(Lines of data)
-- BEGIN --

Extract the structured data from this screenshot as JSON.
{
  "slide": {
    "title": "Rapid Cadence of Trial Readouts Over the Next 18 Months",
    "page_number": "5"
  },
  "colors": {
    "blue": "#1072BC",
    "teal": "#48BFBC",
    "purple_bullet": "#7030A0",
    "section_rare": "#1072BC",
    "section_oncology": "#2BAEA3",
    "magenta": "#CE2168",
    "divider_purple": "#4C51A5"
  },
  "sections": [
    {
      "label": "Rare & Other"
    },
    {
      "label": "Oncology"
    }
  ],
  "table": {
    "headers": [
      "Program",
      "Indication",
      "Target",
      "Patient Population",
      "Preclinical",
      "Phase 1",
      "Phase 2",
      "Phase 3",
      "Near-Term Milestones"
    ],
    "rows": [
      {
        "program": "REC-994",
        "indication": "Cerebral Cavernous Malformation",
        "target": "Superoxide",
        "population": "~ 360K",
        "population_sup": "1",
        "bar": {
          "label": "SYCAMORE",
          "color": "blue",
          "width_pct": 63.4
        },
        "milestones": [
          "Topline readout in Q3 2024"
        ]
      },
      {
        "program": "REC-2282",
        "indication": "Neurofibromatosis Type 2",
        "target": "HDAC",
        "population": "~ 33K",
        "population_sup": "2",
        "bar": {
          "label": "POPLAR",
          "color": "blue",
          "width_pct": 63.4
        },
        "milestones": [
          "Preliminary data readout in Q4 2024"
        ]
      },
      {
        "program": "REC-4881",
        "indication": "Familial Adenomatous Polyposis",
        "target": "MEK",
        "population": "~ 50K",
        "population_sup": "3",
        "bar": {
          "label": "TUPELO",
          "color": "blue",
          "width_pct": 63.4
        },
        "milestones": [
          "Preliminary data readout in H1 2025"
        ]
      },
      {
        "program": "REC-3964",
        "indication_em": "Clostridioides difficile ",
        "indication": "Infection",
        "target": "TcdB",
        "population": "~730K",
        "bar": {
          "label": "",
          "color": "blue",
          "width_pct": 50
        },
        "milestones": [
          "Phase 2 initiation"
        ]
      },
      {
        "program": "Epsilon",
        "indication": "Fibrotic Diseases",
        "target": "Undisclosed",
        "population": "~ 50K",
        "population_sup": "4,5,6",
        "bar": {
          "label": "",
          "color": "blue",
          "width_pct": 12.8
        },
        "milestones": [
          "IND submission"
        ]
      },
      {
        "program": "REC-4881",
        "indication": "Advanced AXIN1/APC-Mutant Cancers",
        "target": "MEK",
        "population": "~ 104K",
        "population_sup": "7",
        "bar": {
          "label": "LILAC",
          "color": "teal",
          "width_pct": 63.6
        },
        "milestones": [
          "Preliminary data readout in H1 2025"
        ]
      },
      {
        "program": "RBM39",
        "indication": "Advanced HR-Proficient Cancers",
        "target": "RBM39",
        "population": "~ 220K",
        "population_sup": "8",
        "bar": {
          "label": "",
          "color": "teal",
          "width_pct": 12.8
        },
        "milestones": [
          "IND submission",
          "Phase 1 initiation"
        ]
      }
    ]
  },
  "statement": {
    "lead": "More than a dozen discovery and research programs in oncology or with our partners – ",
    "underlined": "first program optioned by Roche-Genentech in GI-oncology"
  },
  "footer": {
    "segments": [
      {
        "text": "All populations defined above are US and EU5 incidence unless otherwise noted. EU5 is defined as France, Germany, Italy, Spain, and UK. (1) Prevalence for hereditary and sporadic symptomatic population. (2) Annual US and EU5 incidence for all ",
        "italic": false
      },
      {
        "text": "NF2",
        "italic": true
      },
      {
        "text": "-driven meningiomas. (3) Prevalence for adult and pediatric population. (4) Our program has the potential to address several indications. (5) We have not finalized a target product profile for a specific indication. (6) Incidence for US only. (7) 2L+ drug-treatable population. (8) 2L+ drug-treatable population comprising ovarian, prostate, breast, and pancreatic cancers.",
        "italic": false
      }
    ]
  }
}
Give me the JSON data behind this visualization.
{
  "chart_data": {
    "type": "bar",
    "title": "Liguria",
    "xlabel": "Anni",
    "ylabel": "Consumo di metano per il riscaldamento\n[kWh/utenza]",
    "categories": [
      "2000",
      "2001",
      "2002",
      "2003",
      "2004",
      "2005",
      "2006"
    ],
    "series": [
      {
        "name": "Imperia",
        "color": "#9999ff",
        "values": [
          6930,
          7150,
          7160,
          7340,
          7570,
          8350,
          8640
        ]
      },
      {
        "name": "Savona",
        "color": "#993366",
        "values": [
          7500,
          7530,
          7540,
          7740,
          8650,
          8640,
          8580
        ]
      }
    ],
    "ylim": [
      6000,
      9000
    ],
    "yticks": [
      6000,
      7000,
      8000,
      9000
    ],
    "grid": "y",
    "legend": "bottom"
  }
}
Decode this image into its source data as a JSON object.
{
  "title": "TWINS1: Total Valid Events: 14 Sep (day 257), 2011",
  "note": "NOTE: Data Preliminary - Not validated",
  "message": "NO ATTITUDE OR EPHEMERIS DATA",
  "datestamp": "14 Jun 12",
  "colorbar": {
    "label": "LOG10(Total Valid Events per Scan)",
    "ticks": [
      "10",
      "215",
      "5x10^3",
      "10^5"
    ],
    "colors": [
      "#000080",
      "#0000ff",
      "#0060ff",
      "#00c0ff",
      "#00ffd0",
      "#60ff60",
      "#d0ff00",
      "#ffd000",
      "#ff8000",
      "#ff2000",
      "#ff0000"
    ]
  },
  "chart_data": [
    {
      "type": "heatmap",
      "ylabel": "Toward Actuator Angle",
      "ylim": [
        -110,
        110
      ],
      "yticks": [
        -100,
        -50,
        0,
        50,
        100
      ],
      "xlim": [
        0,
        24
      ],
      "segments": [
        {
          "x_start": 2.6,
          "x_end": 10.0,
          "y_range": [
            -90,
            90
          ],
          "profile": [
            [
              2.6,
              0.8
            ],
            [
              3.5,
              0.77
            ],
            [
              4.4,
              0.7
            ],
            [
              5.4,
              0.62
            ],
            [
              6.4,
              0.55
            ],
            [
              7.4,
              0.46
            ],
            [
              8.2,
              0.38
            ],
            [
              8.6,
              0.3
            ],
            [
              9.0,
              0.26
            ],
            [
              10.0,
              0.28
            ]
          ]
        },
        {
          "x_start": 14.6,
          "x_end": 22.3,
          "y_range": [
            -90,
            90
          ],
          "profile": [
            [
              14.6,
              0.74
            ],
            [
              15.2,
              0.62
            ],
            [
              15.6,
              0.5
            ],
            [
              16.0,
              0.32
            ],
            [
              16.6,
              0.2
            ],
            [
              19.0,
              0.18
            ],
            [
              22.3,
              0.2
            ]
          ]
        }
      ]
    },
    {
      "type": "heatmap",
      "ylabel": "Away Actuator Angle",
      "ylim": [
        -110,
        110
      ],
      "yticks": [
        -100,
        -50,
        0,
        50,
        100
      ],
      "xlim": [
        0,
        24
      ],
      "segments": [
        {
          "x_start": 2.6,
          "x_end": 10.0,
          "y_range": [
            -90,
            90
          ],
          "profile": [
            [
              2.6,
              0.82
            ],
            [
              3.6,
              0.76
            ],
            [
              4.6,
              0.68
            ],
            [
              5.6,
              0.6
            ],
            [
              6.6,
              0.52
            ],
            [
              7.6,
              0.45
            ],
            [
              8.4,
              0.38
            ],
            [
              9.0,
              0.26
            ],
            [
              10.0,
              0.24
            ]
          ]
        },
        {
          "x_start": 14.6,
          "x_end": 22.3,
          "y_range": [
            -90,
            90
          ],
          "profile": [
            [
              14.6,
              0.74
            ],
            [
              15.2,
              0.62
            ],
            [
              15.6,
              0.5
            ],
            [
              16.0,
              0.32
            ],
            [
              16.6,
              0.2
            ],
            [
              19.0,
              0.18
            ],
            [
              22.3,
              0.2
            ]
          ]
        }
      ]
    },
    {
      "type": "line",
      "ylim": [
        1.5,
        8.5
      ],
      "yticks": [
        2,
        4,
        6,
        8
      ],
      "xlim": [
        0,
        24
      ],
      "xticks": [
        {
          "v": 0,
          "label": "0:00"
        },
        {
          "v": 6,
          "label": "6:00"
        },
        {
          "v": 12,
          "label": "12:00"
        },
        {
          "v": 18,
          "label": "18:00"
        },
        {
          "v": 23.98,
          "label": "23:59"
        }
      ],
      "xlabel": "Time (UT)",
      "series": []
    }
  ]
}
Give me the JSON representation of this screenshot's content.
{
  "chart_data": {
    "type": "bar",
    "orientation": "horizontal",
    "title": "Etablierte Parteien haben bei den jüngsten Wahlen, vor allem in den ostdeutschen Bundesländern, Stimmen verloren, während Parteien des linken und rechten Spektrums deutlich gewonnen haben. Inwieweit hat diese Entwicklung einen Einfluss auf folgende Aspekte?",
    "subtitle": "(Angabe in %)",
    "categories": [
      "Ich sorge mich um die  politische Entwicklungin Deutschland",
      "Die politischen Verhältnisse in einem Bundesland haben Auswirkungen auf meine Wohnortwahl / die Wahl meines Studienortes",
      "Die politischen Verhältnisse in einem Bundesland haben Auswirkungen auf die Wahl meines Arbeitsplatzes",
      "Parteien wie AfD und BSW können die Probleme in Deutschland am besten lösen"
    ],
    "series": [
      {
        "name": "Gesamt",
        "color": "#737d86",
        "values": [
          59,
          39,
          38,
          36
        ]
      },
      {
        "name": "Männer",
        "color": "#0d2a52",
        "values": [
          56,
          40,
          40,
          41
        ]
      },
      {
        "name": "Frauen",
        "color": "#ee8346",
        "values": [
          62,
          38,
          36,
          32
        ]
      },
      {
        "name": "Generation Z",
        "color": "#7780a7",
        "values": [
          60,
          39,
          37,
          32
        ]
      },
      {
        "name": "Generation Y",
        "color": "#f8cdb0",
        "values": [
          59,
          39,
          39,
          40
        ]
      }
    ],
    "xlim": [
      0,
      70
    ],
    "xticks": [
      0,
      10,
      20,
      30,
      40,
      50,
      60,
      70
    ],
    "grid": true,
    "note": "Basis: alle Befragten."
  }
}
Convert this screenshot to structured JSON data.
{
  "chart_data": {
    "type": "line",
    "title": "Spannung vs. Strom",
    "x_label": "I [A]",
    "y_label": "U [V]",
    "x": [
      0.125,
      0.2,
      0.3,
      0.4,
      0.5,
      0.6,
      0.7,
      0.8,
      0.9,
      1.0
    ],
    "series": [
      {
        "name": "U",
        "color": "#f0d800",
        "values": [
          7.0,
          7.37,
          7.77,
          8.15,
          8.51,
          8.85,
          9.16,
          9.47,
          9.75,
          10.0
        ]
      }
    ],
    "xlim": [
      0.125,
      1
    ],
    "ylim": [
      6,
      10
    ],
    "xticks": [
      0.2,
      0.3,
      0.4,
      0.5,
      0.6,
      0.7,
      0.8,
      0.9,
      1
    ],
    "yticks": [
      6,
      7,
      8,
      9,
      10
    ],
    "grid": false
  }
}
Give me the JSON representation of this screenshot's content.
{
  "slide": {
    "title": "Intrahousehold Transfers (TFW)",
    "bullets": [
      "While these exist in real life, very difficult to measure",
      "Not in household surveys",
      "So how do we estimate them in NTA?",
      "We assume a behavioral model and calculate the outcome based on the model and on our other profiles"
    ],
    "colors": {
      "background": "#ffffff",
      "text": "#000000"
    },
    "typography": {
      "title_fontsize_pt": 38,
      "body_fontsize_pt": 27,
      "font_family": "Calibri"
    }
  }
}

-- END --

GIVEN REQUEST: Pull out every line of the entries that includes the word "Parteien".

EXPECTED ANSWER:
    "title": "Etablierte Parteien haben bei den jüngsten Wahlen, vor allem in den ostdeutschen Bundesländern, Stimmen verloren, während Parteien des linken und rechten Spektrums deutlich gewonnen haben. Inwieweit hat diese Entwicklung einen Einfluss auf folgende Aspekte?",
      "Parteien wie AfD und BSW können die Probleme in Deutschland am besten lösen"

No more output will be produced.